Tareas:
**a)** Copia del fragmento, sin cambiar nada, el pasaje que va desde "Muy bien. Pero" hasta "con buena sonoridad.", ambos incluidos.
**b)** Enumera todas las señales que, según el fragmento, mandan los chavos cuando se le acercan a ella.
**c)** Según el fragmento, ¿qué sirvió para identificar al esposo cuando apareció con el rostro desfigurado?

Fragmento del texto:

--------------------------------------------------

Tiene
veinticinco años y tres hijos. El primero lo tuvo con su esposo. Todo iba bien.
Muy bien. Pero llegaron los encapuchados y se lo llevaron. Apareció con el
rostro desfigurado. Las prendas ayudaron a identificarlo, igual que una
cicatriz por una herida que se hizo cuando jugaba futbol en el barrio, en la
pierna derecha.
Ella
está viva, por eso se contonea. Y tiene atributos para mover. Sus dotaciones
son buenas. No son pretexto para no acercarse esos morritos güeros que siempre
van con ella, como pollitos buscando el mañanero sol invernal. Los chavos se le
acercan, la saludan, sostienen la mano más de la cuenta y mandan señales: una
palabra, una sílaba, una mirada que gotea, baba en la comisura de los labios,
un guiño, un piropo, dos palabras con buena sonoridad.
Pero
no les dura mucho el encantamiento. No cuando se enteran que hay un muerto en
su vida y que era su esposo. Ellos se alejan y lo vuelven a matar. En qué
andaría, qué habrá hecho, con quién se metió. Y pum pum pum le disparan otra
vez. Porque ella sigue oliendo a pólvora: pólvora mojada, caduca, añeja, a
pesar de sus veinticinco.

--------------------------------------------------

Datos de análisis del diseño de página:
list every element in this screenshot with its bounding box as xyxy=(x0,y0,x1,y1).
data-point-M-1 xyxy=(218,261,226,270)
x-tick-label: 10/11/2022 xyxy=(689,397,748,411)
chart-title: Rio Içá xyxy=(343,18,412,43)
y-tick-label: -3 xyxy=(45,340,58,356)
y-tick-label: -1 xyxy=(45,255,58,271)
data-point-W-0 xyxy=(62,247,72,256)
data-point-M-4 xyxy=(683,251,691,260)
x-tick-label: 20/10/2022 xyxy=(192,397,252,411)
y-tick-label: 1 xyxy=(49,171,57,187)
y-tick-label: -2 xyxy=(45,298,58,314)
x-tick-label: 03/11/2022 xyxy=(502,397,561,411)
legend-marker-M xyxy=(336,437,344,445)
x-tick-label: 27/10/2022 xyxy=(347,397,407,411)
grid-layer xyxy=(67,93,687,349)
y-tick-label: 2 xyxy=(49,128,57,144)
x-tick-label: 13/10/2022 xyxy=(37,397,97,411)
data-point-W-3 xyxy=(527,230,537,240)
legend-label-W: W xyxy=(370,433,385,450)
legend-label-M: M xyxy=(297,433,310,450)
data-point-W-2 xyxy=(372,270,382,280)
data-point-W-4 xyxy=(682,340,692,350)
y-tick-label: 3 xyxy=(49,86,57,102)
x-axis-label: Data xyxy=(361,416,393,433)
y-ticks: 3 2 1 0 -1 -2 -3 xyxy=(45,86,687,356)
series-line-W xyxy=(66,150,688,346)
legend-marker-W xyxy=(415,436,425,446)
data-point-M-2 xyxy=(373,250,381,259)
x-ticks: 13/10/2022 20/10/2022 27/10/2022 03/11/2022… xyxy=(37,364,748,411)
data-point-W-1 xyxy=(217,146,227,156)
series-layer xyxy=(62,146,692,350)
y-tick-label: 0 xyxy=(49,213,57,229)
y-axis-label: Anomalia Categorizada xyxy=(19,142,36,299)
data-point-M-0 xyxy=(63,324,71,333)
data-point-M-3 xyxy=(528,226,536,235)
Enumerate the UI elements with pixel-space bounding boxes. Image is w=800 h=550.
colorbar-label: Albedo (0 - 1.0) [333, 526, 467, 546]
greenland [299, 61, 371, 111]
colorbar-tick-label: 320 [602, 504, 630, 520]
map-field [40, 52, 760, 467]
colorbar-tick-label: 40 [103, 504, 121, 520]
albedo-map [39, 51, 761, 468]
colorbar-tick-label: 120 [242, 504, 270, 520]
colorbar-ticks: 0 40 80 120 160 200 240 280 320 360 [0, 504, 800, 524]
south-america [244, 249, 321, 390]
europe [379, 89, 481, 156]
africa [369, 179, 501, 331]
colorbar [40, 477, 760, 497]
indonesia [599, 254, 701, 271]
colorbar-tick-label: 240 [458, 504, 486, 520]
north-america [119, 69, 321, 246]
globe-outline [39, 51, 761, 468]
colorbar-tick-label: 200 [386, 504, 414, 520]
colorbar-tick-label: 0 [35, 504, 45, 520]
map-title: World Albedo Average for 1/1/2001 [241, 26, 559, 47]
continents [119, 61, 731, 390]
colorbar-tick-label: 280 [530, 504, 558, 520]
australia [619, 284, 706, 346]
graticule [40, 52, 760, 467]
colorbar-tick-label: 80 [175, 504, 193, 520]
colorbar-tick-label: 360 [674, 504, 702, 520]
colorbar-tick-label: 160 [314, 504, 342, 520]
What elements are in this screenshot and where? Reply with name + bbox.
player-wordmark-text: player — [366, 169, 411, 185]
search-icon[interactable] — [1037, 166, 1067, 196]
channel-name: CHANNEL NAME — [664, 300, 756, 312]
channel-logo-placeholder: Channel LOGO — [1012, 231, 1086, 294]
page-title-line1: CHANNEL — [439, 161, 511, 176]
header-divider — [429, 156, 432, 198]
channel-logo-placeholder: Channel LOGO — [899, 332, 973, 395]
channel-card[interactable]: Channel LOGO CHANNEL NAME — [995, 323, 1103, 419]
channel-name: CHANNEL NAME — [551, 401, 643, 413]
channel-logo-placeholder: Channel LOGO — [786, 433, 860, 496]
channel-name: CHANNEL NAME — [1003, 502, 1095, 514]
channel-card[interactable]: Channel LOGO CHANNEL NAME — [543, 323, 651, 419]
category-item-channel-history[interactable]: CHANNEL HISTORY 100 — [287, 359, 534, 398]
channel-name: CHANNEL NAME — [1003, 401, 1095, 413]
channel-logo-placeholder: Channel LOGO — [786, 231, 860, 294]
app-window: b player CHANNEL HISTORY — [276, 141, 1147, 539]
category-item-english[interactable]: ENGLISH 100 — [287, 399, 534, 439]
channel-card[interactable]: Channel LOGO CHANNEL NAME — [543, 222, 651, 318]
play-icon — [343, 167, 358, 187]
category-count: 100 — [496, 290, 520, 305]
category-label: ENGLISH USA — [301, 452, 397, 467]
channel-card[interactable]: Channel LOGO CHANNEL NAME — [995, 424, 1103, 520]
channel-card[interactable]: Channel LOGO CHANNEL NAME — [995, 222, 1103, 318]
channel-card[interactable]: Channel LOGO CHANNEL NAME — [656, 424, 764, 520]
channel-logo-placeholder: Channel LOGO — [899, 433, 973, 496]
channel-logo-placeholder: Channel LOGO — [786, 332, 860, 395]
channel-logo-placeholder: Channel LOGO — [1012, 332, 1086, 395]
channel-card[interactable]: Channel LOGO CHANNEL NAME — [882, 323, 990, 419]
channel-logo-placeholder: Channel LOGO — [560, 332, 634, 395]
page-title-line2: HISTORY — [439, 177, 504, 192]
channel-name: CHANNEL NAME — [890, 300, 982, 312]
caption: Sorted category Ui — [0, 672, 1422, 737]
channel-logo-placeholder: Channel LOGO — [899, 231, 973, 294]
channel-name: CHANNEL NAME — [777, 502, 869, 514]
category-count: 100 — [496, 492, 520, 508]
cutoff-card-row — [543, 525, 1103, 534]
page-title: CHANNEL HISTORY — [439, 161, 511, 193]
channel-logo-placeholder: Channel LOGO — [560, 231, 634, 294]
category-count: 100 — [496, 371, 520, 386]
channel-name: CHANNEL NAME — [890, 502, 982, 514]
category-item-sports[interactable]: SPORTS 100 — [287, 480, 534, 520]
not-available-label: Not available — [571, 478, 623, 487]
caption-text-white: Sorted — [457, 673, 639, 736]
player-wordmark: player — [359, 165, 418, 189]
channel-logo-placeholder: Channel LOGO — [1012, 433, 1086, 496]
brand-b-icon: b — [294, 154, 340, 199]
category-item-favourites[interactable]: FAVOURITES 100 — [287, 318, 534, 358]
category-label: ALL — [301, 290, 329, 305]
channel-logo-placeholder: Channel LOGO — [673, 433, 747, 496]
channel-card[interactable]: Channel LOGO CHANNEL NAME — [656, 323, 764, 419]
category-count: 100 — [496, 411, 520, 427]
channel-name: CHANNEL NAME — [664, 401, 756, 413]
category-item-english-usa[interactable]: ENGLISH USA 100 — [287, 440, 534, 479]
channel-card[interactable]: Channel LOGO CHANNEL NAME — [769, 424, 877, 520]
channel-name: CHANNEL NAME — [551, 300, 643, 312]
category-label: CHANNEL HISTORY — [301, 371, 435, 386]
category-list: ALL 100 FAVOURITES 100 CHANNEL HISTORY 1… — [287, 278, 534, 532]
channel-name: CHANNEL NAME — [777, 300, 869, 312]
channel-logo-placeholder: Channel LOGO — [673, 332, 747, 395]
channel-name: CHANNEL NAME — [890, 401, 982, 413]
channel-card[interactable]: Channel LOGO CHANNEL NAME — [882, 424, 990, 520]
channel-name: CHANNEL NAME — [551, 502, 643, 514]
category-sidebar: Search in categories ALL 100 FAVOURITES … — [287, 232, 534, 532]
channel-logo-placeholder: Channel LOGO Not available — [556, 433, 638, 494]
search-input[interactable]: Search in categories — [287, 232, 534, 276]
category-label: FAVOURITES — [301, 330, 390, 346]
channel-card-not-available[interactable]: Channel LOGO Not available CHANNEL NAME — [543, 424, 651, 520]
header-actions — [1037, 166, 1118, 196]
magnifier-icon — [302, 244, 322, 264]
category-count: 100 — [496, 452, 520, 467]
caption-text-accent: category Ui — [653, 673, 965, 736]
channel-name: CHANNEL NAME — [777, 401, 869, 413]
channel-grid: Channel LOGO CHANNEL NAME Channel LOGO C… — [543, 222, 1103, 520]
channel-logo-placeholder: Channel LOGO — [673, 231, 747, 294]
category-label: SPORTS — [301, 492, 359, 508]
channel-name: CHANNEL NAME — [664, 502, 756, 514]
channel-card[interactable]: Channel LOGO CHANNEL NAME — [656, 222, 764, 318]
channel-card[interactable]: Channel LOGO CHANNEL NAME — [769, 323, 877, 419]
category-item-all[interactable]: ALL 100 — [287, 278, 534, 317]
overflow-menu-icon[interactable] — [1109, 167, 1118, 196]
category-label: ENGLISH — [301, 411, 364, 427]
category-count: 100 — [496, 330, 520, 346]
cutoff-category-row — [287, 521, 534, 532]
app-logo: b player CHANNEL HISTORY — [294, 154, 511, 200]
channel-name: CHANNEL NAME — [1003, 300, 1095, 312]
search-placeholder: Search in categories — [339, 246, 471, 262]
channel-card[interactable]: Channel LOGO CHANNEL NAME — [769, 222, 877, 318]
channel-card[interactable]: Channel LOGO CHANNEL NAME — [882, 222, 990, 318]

--------------------------------------------------

Ejercicio resuelto:
**a)**
Muy bien. Pero llegaron los encapuchados y se lo llevaron. Apareció con el
rostro desfigurado. Las prendas ayudaron a identificarlo, igual que una
cicatriz por una herida que se hizo cuando jugaba futbol en el barrio, en la
pierna derecha.
Ella
está viva, por eso se contonea. Y tiene atributos para mover. Sus dotaciones
son buenas. No son pretexto para no acercarse esos morritos güeros que siempre
van con ella, como pollitos buscando el mañanero sol invernal. Los chavos se le
acercan, la saludan, sostienen la mano más de la cuenta y mandan señales: una
palabra, una sílaba, una mirada que gotea, baba en la comisura de los labios,
un guiño, un piropo, dos palabras con buena sonoridad.

**b)**
- una palabra
- una sílaba
- una mirada que gotea
- baba en la comisura de los labios
- un guiño
- un piropo
- dos palabras con buena sonoridad

**c)** Las prendas y una cicatriz en la pierna derecha, de una herida que se hizo cuando jugaba futbol en el barrio.